> _Exercise_
Pick out and copy every line below that has the word "value".
****************************************
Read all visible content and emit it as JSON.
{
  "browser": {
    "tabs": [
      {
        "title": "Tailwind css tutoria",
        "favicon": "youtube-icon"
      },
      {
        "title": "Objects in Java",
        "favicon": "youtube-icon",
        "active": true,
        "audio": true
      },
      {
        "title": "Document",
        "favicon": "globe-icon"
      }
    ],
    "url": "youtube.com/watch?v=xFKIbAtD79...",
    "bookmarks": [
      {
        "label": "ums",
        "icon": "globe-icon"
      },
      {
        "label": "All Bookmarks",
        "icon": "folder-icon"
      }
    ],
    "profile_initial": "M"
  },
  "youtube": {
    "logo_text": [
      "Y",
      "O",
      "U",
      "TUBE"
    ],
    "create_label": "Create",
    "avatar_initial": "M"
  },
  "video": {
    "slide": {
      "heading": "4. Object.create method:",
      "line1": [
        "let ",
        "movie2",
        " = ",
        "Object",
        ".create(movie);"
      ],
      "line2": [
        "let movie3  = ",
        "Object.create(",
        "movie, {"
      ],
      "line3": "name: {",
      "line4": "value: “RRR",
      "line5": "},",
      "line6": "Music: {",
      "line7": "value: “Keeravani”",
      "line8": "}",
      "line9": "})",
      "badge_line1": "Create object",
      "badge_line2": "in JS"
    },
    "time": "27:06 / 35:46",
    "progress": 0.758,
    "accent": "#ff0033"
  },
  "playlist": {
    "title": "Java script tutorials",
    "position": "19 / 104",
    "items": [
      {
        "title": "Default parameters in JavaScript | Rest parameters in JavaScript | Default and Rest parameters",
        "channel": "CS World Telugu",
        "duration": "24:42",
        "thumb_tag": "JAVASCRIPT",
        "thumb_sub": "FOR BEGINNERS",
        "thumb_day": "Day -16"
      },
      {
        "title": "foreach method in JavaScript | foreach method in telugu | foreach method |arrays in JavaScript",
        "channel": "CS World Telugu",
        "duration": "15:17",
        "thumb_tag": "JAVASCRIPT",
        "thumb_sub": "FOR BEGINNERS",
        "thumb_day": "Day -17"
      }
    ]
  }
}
****************************************
> _Task answer_
      "line4": "value: “RRR",
      "line7": "value: “Keeravani”",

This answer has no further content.